■ TEXT EXCERPT

It seems to me that at that point, the whole process of assessing candidates falls apart. That surely is another reason why we need both legislation and some mechanism to evaluate the performance of the committees themselves. But this can't be done unless you have at least a minimal degree of transparency about the operations of the committees as well as the operations of the government. At the moment we have neither, as I tried to emphasize in my written submission.
Allow me also to make a small correction. I hope I didn't throw any aspersions on members of the committee. That was not my intention, and I don't think I did. I want to make it very clear for the record that the issue is not the good faith of the members of the committee; I accept that wholeheartedly. My complaints were that the terms of reference of the committee were much more circumscribed. In particular, the committee did not in fact make recommendations, they only screened the candidates, and there's a huge difference between the two.
Allow me also to make some comments on the much-discussed issue of whether or not police officers should be included. I think it's a huge red herring. As my colleague Professor Russell pointed out in the course of his evidence, at best only about 2% of Superior Court judges are ever involved in criminal cases. So I don't know what the fuss is about.
Even if the percentage were higher, how could a police officer, or for that matter anyone, possibly go about determining whether or not an applicant for office is going to be tough in dealing with anything? He never sees the candidates—one of the many problems we have. Are we going to add a question to the questionnaire asking whether this guy, if he's appointed, will be sufficiently tough? What if the guy has never had a criminal case in his lifetime? Then the whole thing falls apart.

■ REQUIREMENT 1
From the testimony on judicial appointments, return the passage from "Allow me also to make some" to "thing falls apart.".
■ REQUIREMENT 2
In the testimony on judicial appointments, what share of Superior Court judges does the speaker say are ever involved in criminal cases?
■ REQUIREMENT 3
Summarize the testimony on judicial appointments in three sentences.
The data is not needed here.

■ DATA LISTING
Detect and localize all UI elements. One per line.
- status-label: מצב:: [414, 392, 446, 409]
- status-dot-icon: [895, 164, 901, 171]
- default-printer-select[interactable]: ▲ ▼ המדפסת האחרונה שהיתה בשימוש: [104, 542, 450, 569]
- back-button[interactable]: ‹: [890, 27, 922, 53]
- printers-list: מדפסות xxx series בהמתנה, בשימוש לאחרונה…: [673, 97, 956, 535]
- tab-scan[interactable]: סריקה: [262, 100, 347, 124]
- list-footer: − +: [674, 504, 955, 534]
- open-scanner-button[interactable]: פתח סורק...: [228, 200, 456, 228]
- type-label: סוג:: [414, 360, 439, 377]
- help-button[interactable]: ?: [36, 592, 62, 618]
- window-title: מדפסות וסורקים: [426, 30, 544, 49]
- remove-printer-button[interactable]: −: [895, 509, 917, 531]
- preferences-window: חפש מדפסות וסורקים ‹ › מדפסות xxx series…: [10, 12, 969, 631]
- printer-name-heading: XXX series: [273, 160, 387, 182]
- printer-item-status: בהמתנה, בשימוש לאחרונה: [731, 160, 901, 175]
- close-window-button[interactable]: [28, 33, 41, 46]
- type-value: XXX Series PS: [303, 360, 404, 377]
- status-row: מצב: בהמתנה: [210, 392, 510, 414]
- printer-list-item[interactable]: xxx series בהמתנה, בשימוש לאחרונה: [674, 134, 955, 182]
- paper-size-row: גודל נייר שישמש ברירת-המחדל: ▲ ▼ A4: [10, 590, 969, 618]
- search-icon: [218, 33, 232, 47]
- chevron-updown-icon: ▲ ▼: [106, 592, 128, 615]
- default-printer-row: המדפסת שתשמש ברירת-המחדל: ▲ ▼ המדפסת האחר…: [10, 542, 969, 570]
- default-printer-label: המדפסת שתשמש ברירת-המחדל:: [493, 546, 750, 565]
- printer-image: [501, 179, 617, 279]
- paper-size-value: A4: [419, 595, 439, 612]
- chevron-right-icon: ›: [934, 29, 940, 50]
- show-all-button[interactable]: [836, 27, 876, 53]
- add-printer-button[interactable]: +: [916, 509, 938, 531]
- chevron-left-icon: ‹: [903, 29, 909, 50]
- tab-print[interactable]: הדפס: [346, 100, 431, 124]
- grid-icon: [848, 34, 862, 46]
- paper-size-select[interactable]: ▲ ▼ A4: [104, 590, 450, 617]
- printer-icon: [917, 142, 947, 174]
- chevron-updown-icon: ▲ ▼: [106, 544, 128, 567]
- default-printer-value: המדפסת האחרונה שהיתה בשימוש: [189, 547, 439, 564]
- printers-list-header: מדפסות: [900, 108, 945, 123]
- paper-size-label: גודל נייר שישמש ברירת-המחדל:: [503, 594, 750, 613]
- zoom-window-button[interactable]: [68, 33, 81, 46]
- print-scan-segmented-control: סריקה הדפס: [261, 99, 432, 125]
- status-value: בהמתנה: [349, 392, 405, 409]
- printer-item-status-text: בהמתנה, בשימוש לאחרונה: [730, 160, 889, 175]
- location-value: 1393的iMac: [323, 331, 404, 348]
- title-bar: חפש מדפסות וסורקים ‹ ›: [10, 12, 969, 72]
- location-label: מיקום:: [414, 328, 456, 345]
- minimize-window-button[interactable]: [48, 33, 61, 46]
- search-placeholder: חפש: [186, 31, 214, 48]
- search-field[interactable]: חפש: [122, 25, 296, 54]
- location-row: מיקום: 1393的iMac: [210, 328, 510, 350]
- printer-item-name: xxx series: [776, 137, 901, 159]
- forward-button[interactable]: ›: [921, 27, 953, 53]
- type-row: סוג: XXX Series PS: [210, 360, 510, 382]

■ WRITTEN REPLY 1
Allow me also to make some comments on the much-discussed issue of whether or not police officers should be included. I think it's a huge red herring. As my colleague Professor Russell pointed out in the course of his evidence, at best only about 2% of Superior Court judges are ever involved in criminal cases. So I don't know what the fuss is about.
Even if the percentage were higher, how could a police officer, or for that matter anyone, possibly go about determining whether or not an applicant for office is going to be tough in dealing with anything? He never sees the candidates—one of the many problems we have. Are we going to add a question to the questionnaire asking whether this guy, if he's appointed, will be sufficiently tough? What if the guy has never had a criminal case in his lifetime? Then the whole thing falls apart.

■ WRITTEN REPLY 2
At best only about 2%.

■ WRITTEN REPLY 3
The speaker argues that legislation and some mechanism to evaluate the committees are needed, and that this requires at least minimal transparency about both the committees and the government. The speaker clarifies that the complaint was not about the good faith of committee members but about the committee's narrow terms of reference, since it only screened candidates and did not make recommendations. The speaker calls the question of including police officers a red herring: at best about 2% of Superior Court judges are ever involved in criminal cases, and no one could determine in advance whether an applicant would be tough.